Work required
Check each line of the records for "Gamma"; collect those that have it.

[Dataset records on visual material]
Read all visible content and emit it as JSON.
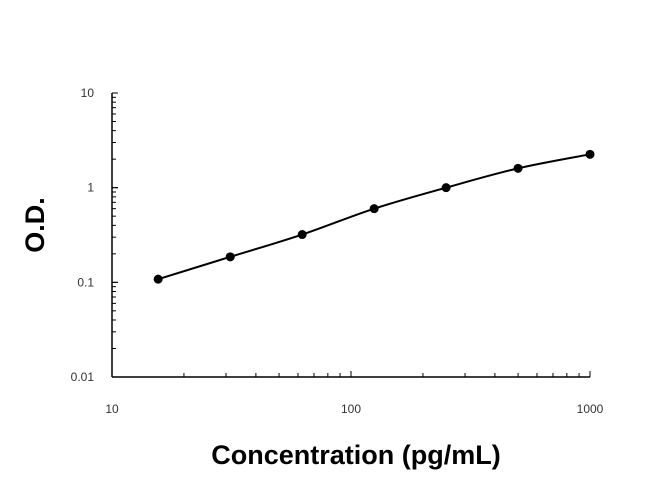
{
  "chart_data": {
    "type": "scatter",
    "title": "",
    "xlabel": "Concentration (pg/mL)",
    "ylabel": "O.D.",
    "x_scale": "log",
    "y_scale": "log",
    "xlim": [
      10,
      1000
    ],
    "ylim": [
      0.01,
      10
    ],
    "x_ticks": [
      "10",
      "100",
      "1000"
    ],
    "y_ticks": [
      "0.01",
      "0.1",
      "1",
      "10"
    ],
    "grid": false,
    "legend": "none",
    "series": [
      {
        "x": [
          15.6,
          31.25,
          62.5,
          125,
          250,
          500,
          1000
        ],
        "y": [
          0.108,
          0.186,
          0.32,
          0.6,
          1.0,
          1.6,
          2.25
        ],
        "markers": true,
        "line": "smooth curve fit",
        "color": "#000000"
      }
    ]
  }
}
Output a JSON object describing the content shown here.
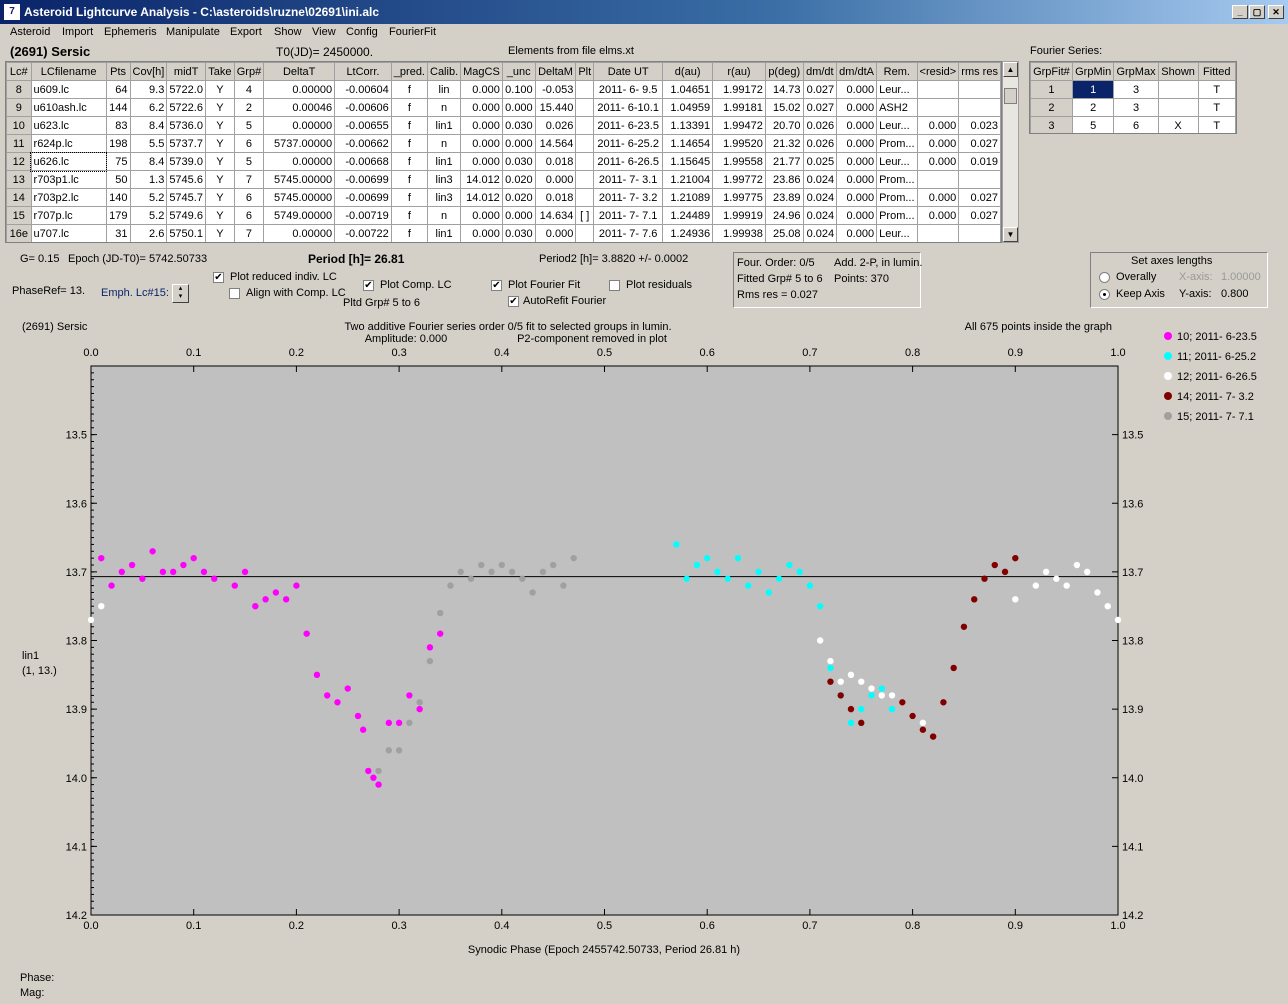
{
  "window": {
    "title": "Asteroid Lightcurve Analysis - C:\\asteroids\\ruzne\\02691\\ini.alc",
    "min": "_",
    "max": "▢",
    "close": "✕"
  },
  "menu": [
    "Asteroid",
    "Import",
    "Ephemeris",
    "Manipulate",
    "Export",
    "Show",
    "View",
    "Config",
    "FourierFit"
  ],
  "header": {
    "asteroid": "(2691) Sersic",
    "t0": "T0(JD)= 2450000.",
    "elements": "Elements from file elms.xt"
  },
  "lc_table": {
    "columns": [
      "Lc#",
      "LCfilename",
      "Pts",
      "Cov[h]",
      "midT",
      "Take",
      "Grp#",
      "DeltaT",
      "LtCorr.",
      "_pred.",
      "Calib.",
      "MagCS",
      "_unc",
      "DeltaM",
      "Plt",
      "Date UT",
      "d(au)",
      "r(au)",
      "p(deg)",
      "dm/dt",
      "dm/dtA",
      "Rem.",
      "<resid>",
      "rms res"
    ],
    "rows": [
      [
        "8",
        "u609.lc",
        "64",
        "9.3",
        "5722.0",
        "Y",
        "4",
        "0.00000",
        "-0.00604",
        "f",
        "lin",
        "0.000",
        "0.100",
        "-0.053",
        "",
        "2011- 6- 9.5",
        "1.04651",
        "1.99172",
        "14.73",
        "0.027",
        "0.000",
        "Leur...",
        "",
        ""
      ],
      [
        "9",
        "u610ash.lc",
        "144",
        "6.2",
        "5722.6",
        "Y",
        "2",
        "0.00046",
        "-0.00606",
        "f",
        "n",
        "0.000",
        "0.000",
        "15.440",
        "",
        "2011- 6-10.1",
        "1.04959",
        "1.99181",
        "15.02",
        "0.027",
        "0.000",
        "ASH2",
        "",
        ""
      ],
      [
        "10",
        "u623.lc",
        "83",
        "8.4",
        "5736.0",
        "Y",
        "5",
        "0.00000",
        "-0.00655",
        "f",
        "lin1",
        "0.000",
        "0.030",
        "0.026",
        "",
        "2011- 6-23.5",
        "1.13391",
        "1.99472",
        "20.70",
        "0.026",
        "0.000",
        "Leur...",
        "0.000",
        "0.023"
      ],
      [
        "11",
        "r624p.lc",
        "198",
        "5.5",
        "5737.7",
        "Y",
        "6",
        "5737.00000",
        "-0.00662",
        "f",
        "n",
        "0.000",
        "0.000",
        "14.564",
        "",
        "2011- 6-25.2",
        "1.14654",
        "1.99520",
        "21.32",
        "0.026",
        "0.000",
        "Prom...",
        "0.000",
        "0.027"
      ],
      [
        "12",
        "u626.lc",
        "75",
        "8.4",
        "5739.0",
        "Y",
        "5",
        "0.00000",
        "-0.00668",
        "f",
        "lin1",
        "0.000",
        "0.030",
        "0.018",
        "",
        "2011- 6-26.5",
        "1.15645",
        "1.99558",
        "21.77",
        "0.025",
        "0.000",
        "Leur...",
        "0.000",
        "0.019"
      ],
      [
        "13",
        "r703p1.lc",
        "50",
        "1.3",
        "5745.6",
        "Y",
        "7",
        "5745.00000",
        "-0.00699",
        "f",
        "lin3",
        "14.012",
        "0.020",
        "0.000",
        "",
        "2011- 7- 3.1",
        "1.21004",
        "1.99772",
        "23.86",
        "0.024",
        "0.000",
        "Prom...",
        "",
        ""
      ],
      [
        "14",
        "r703p2.lc",
        "140",
        "5.2",
        "5745.7",
        "Y",
        "6",
        "5745.00000",
        "-0.00699",
        "f",
        "lin3",
        "14.012",
        "0.020",
        "0.018",
        "",
        "2011- 7- 3.2",
        "1.21089",
        "1.99775",
        "23.89",
        "0.024",
        "0.000",
        "Prom...",
        "0.000",
        "0.027"
      ],
      [
        "15",
        "r707p.lc",
        "179",
        "5.2",
        "5749.6",
        "Y",
        "6",
        "5749.00000",
        "-0.00719",
        "f",
        "n",
        "0.000",
        "0.000",
        "14.634",
        "[ ]",
        "2011- 7- 7.1",
        "1.24489",
        "1.99919",
        "24.96",
        "0.024",
        "0.000",
        "Prom...",
        "0.000",
        "0.027"
      ],
      [
        "16e",
        "u707.lc",
        "31",
        "2.6",
        "5750.1",
        "Y",
        "7",
        "0.00000",
        "-0.00722",
        "f",
        "lin1",
        "0.000",
        "0.030",
        "0.000",
        "",
        "2011- 7- 7.6",
        "1.24936",
        "1.99938",
        "25.08",
        "0.024",
        "0.000",
        "Leur...",
        "",
        ""
      ]
    ]
  },
  "fourier_table": {
    "label": "Fourier Series:",
    "columns": [
      "GrpFit#",
      "GrpMin",
      "GrpMax",
      "Shown",
      "Fitted"
    ],
    "rows": [
      [
        "1",
        "1",
        "3",
        "",
        "T"
      ],
      [
        "2",
        "2",
        "3",
        "",
        "T"
      ],
      [
        "3",
        "5",
        "6",
        "X",
        "T"
      ]
    ]
  },
  "controls": {
    "g": "G= 0.15",
    "epoch": "Epoch (JD-T0)= 5742.50733",
    "period": "Period [h]= 26.81",
    "period2": "Period2 [h]= 3.8820 +/- 0.0002",
    "phaseref": "PhaseRef= 13.",
    "emph": "Emph. Lc#15:",
    "plot_reduced": "Plot reduced indiv. LC",
    "align": "Align with Comp. LC",
    "plot_comp": "Plot Comp. LC",
    "pltd_grp": "Pltd Grp#  5  to   6",
    "plot_fourier": "Plot Fourier Fit",
    "autorefit": "AutoRefit Fourier",
    "plot_resid": "Plot residuals",
    "info1": "Four. Order:  0/5",
    "info2": "Add. 2-P, in lumin.",
    "info3": "Fitted Grp# 5 to 6",
    "info4": "Points: 370",
    "info5": "Rms res    = 0.027",
    "axes_title": "Set axes lengths",
    "overally": "Overally",
    "keep_axis": "Keep Axis",
    "xaxis_lbl": "X-axis:",
    "xaxis_val": "1.00000",
    "yaxis_lbl": "Y-axis:",
    "yaxis_val": "0.800"
  },
  "graph": {
    "name": "(2691) Sersic",
    "line1": "Two additive Fourier series order 0/5 fit to selected groups in lumin.",
    "line2a": "Amplitude: 0.000",
    "line2b": "P2-component removed in plot",
    "points_note": "All 675 points inside the graph",
    "ylab1": "lin1",
    "ylab2": "(1, 13.)",
    "xtitle": "Synodic Phase (Epoch 2455742.50733, Period 26.81 h)"
  },
  "status": {
    "phase": "Phase:",
    "mag": "Mag:"
  },
  "chart_data": {
    "type": "scatter",
    "xlim": [
      0,
      1
    ],
    "ylim": [
      14.2,
      13.4
    ],
    "y_inverted": true,
    "xticks": [
      "0.0",
      "0.1",
      "0.2",
      "0.3",
      "0.4",
      "0.5",
      "0.6",
      "0.7",
      "0.8",
      "0.9",
      "1.0"
    ],
    "yticks": [
      "13.5",
      "13.6",
      "13.7",
      "13.8",
      "13.9",
      "14.0",
      "14.1",
      "14.2"
    ],
    "hline": 13.707,
    "legend_position": "right",
    "series": [
      {
        "name": "10; 2011- 6-23.5",
        "color": "#ff00ff",
        "points": [
          [
            0.01,
            13.68
          ],
          [
            0.02,
            13.72
          ],
          [
            0.03,
            13.7
          ],
          [
            0.04,
            13.69
          ],
          [
            0.05,
            13.71
          ],
          [
            0.06,
            13.67
          ],
          [
            0.07,
            13.7
          ],
          [
            0.08,
            13.7
          ],
          [
            0.09,
            13.69
          ],
          [
            0.1,
            13.68
          ],
          [
            0.11,
            13.7
          ],
          [
            0.12,
            13.71
          ],
          [
            0.14,
            13.72
          ],
          [
            0.15,
            13.7
          ],
          [
            0.16,
            13.75
          ],
          [
            0.17,
            13.74
          ],
          [
            0.18,
            13.73
          ],
          [
            0.19,
            13.74
          ],
          [
            0.2,
            13.72
          ],
          [
            0.21,
            13.79
          ],
          [
            0.22,
            13.85
          ],
          [
            0.23,
            13.88
          ],
          [
            0.24,
            13.89
          ],
          [
            0.25,
            13.87
          ],
          [
            0.26,
            13.91
          ],
          [
            0.265,
            13.93
          ],
          [
            0.27,
            13.99
          ],
          [
            0.275,
            14.0
          ],
          [
            0.28,
            14.01
          ],
          [
            0.29,
            13.92
          ],
          [
            0.3,
            13.92
          ],
          [
            0.31,
            13.88
          ],
          [
            0.32,
            13.9
          ],
          [
            0.33,
            13.81
          ],
          [
            0.34,
            13.79
          ]
        ]
      },
      {
        "name": "11; 2011- 6-25.2",
        "color": "#00ffff",
        "points": [
          [
            0.57,
            13.66
          ],
          [
            0.58,
            13.71
          ],
          [
            0.59,
            13.69
          ],
          [
            0.6,
            13.68
          ],
          [
            0.61,
            13.7
          ],
          [
            0.62,
            13.71
          ],
          [
            0.63,
            13.68
          ],
          [
            0.64,
            13.72
          ],
          [
            0.65,
            13.7
          ],
          [
            0.66,
            13.73
          ],
          [
            0.67,
            13.71
          ],
          [
            0.68,
            13.69
          ],
          [
            0.69,
            13.7
          ],
          [
            0.7,
            13.72
          ],
          [
            0.71,
            13.75
          ],
          [
            0.72,
            13.84
          ],
          [
            0.73,
            13.88
          ],
          [
            0.74,
            13.92
          ],
          [
            0.75,
            13.9
          ],
          [
            0.76,
            13.88
          ],
          [
            0.77,
            13.87
          ],
          [
            0.78,
            13.9
          ]
        ]
      },
      {
        "name": "12; 2011- 6-26.5",
        "color": "#ffffff",
        "points": [
          [
            0.0,
            13.77
          ],
          [
            0.01,
            13.75
          ],
          [
            0.71,
            13.8
          ],
          [
            0.72,
            13.83
          ],
          [
            0.73,
            13.86
          ],
          [
            0.74,
            13.85
          ],
          [
            0.75,
            13.86
          ],
          [
            0.76,
            13.87
          ],
          [
            0.77,
            13.88
          ],
          [
            0.78,
            13.88
          ],
          [
            0.79,
            13.89
          ],
          [
            0.8,
            13.91
          ],
          [
            0.81,
            13.92
          ],
          [
            0.9,
            13.74
          ],
          [
            0.92,
            13.72
          ],
          [
            0.93,
            13.7
          ],
          [
            0.94,
            13.71
          ],
          [
            0.95,
            13.72
          ],
          [
            0.96,
            13.69
          ],
          [
            0.97,
            13.7
          ],
          [
            0.98,
            13.73
          ],
          [
            0.99,
            13.75
          ],
          [
            1.0,
            13.77
          ]
        ]
      },
      {
        "name": "14; 2011- 7- 3.2",
        "color": "#800000",
        "points": [
          [
            0.72,
            13.86
          ],
          [
            0.73,
            13.88
          ],
          [
            0.74,
            13.9
          ],
          [
            0.75,
            13.92
          ],
          [
            0.79,
            13.89
          ],
          [
            0.8,
            13.91
          ],
          [
            0.81,
            13.93
          ],
          [
            0.82,
            13.94
          ],
          [
            0.83,
            13.89
          ],
          [
            0.84,
            13.84
          ],
          [
            0.85,
            13.78
          ],
          [
            0.86,
            13.74
          ],
          [
            0.87,
            13.71
          ],
          [
            0.88,
            13.69
          ],
          [
            0.89,
            13.7
          ],
          [
            0.9,
            13.68
          ]
        ]
      },
      {
        "name": "15; 2011- 7- 7.1",
        "color": "#a0a0a0",
        "points": [
          [
            0.28,
            13.99
          ],
          [
            0.29,
            13.96
          ],
          [
            0.3,
            13.96
          ],
          [
            0.31,
            13.92
          ],
          [
            0.32,
            13.89
          ],
          [
            0.33,
            13.83
          ],
          [
            0.34,
            13.76
          ],
          [
            0.35,
            13.72
          ],
          [
            0.36,
            13.7
          ],
          [
            0.37,
            13.71
          ],
          [
            0.38,
            13.69
          ],
          [
            0.39,
            13.7
          ],
          [
            0.4,
            13.69
          ],
          [
            0.41,
            13.7
          ],
          [
            0.42,
            13.71
          ],
          [
            0.43,
            13.73
          ],
          [
            0.44,
            13.7
          ],
          [
            0.45,
            13.69
          ],
          [
            0.46,
            13.72
          ],
          [
            0.47,
            13.68
          ]
        ]
      }
    ]
  }
}
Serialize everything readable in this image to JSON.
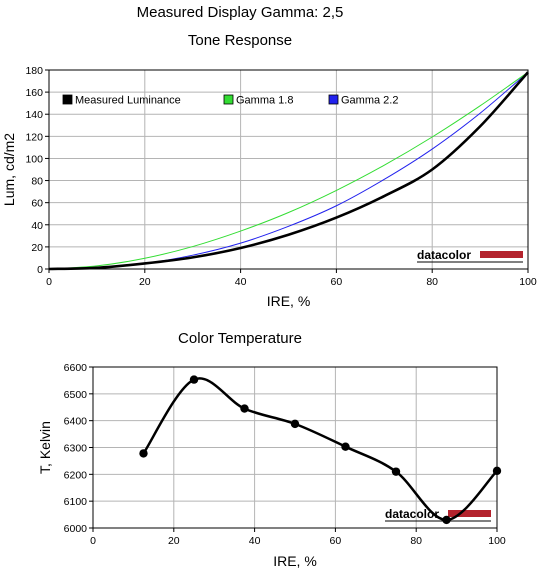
{
  "page_title": "Measured Display Gamma: 2,5",
  "brand": {
    "logo_text": "datacolor",
    "accent_color": "#b4232d"
  },
  "chart_data": [
    {
      "type": "line",
      "title": "Tone Response",
      "xlabel": "IRE, %",
      "ylabel": "Lum, cd/m2",
      "xlim": [
        0,
        100
      ],
      "ylim": [
        0,
        180
      ],
      "xticks": [
        0,
        20,
        40,
        60,
        80,
        100
      ],
      "yticks": [
        0,
        20,
        40,
        60,
        80,
        100,
        120,
        140,
        160,
        180
      ],
      "grid": true,
      "legend_position": "top",
      "series": [
        {
          "name": "Measured Luminance",
          "color": "#000000",
          "x": [
            0,
            10,
            20,
            30,
            40,
            50,
            60,
            70,
            80,
            90,
            100
          ],
          "y": [
            0,
            1.1,
            5,
            10.5,
            19,
            31,
            46.5,
            66,
            90,
            129,
            178
          ]
        },
        {
          "name": "Gamma 1.8",
          "color": "#33dd33",
          "x": [
            0,
            10,
            20,
            30,
            40,
            50,
            60,
            70,
            80,
            90,
            100
          ],
          "y": [
            0,
            2.8,
            9.7,
            20.3,
            34.3,
            51.1,
            71.1,
            93.9,
            119.4,
            147.6,
            178
          ]
        },
        {
          "name": "Gamma 2.2",
          "color": "#2222ee",
          "x": [
            0,
            10,
            20,
            30,
            40,
            50,
            60,
            70,
            80,
            90,
            100
          ],
          "y": [
            0,
            1.1,
            5.1,
            12.5,
            23.4,
            38.6,
            57.2,
            81.1,
            108.5,
            140.9,
            178
          ]
        }
      ]
    },
    {
      "type": "line",
      "title": "Color Temperature",
      "xlabel": "IRE, %",
      "ylabel": "T, Kelvin",
      "xlim": [
        0,
        100
      ],
      "ylim": [
        6000,
        6600
      ],
      "xticks": [
        0,
        20,
        40,
        60,
        80,
        100
      ],
      "yticks": [
        6000,
        6100,
        6200,
        6300,
        6400,
        6500,
        6600
      ],
      "grid": true,
      "series": [
        {
          "name": "",
          "color": "#000000",
          "x": [
            12.5,
            25,
            37.5,
            50,
            62.5,
            75,
            87.5,
            100
          ],
          "y": [
            6278,
            6553,
            6445,
            6388,
            6303,
            6210,
            6030,
            6213
          ]
        }
      ]
    }
  ]
}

Written response
  "page_title": "Measured Display Gamma: 2,5",
          "name": "Gamma 1.8",
          "name": "Gamma 2.2",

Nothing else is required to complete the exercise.